Begin Material supplied

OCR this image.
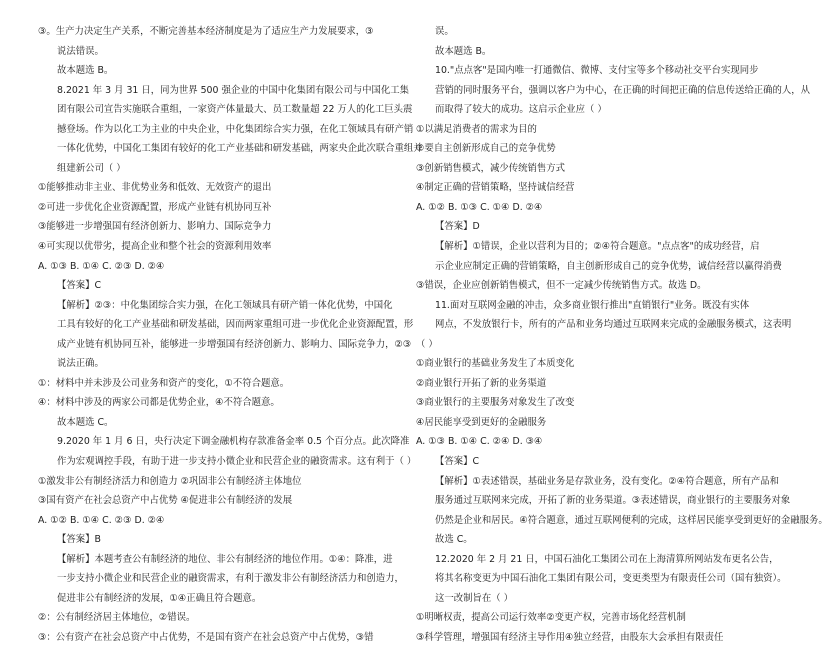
③。生产力决定生产关系，不断完善基本经济制度是为了适应生产力发展要求，③
说法错误。
故本题选 B。
8.2021 年 3 月 31 日，同为世界 500 强企业的中国中化集团有限公司与中国化工集
团有限公司宣告实施联合重组，一家资产体量最大、员工数量超 22 万人的化工巨头震
撼登场。作为以化工为主业的中央企业，中化集团综合实力强，在化工领域具有研产销
一体化优势，中国化工集团有较好的化工产业基础和研发基础，两家央企此次联合重组并
组建新公司（ ）
①能够推动非主业、非优势业务和低效、无效资产的退出
②可进一步优化企业资源配置，形成产业链有机协同互补
③能够进一步增强国有经济创新力、影响力、国际竞争力
④可实现以优带劣，提高企业和整个社会的资源利用效率
A. ①③ B. ①④ C. ②③ D. ②④
【答案】C
【解析】②③：中化集团综合实力强，在化工领域具有研产销一体化优势，中国化
工具有较好的化工产业基础和研发基础，因而两家重组可进一步优化企业资源配置，形
成产业链有机协同互补，能够进一步增强国有经济创新力、影响力、国际竞争力，②③
说法正确。
①：材料中并未涉及公司业务和资产的变化，①不符合题意。
④：材料中涉及的两家公司都是优势企业，④不符合题意。
故本题选 C。
9.2020 年 1 月 6 日，央行决定下调金融机构存款准备金率 0.5 个百分点。此次降准
作为宏观调控手段，有助于进一步支持小微企业和民营企业的融资需求。这有利于（ ）
①激发非公有制经济活力和创造力 ②巩固非公有制经济主体地位
③国有资产在社会总资产中占优势 ④促进非公有制经济的发展
A. ①② B. ①④ C. ②③ D. ②④
【答案】B
【解析】本题考查公有制经济的地位、非公有制经济的地位作用。①④：降准，进
一步支持小微企业和民营企业的融资需求，有利于激发非公有制经济活力和创造力，
促进非公有制经济的发展，①④正确且符合题意。
②：公有制经济居主体地位，②错误。
③：公有资产在社会总资产中占优势，不是国有资产在社会总资产中占优势，③错
误。
故本题选 B。
10."点点客"是国内唯一打通微信、微博、支付宝等多个移动社交平台实现同步
营销的同时服务平台，强调以客户为中心，在正确的时间把正确的信息传送给正确的人，从
而取得了较大的成功。这启示企业应（ ）
①以满足消费者的需求为目的
②要自主创新形成自己的竞争优势
③创新销售模式，减少传统销售方式
④制定正确的营销策略，坚持诚信经营
A. ①② B. ①③ C. ①④ D. ②④
【答案】D
【解析】①错误，企业以营利为目的；②④符合题意。"点点客"的成功经营，启
示企业应制定正确的营销策略，自主创新形成自己的竞争优势，诚信经营以赢得消费
③错误，企业应创新销售模式，但不一定减少传统销售方式。故选 D。
11.面对互联网金融的冲击，众多商业银行推出"直销银行"业务。既没有实体
网点，不发放银行卡，所有的产品和业务均通过互联网来完成的金融服务模式，这表明
（ ）
①商业银行的基础业务发生了本质变化
②商业银行开拓了新的业务渠道
③商业银行的主要服务对象发生了改变
④居民能享受到更好的金融服务
A. ①③ B. ①④ C. ②④ D. ③④
【答案】C
【解析】①表述错误，基础业务是存款业务，没有变化。②④符合题意，所有产品和
服务通过互联网来完成，开拓了新的业务渠道。③表述错误，商业银行的主要服务对象
仍然是企业和居民。④符合题意，通过互联网便利的完成，这样居民能享受到更好的金融服务。
故选 C。
12.2020 年 2 月 21 日，中国石油化工集团公司在上海清算所网站发布更名公告，
将其名称变更为中国石油化工集团有限公司，变更类型为有限责任公司（国有独资）。
这一改制旨在（ ）
①明晰权责，提高公司运行效率②变更产权，完善市场化经营机制
③科学管理，增强国有经济主导作用④独立经营，由股东大会承担有限责任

End Material supplied

What is being asked — What is the number of lines in the records above that include the word "中化集团综合实力强"? Reply with that number and nothing more.

Problem solution — 2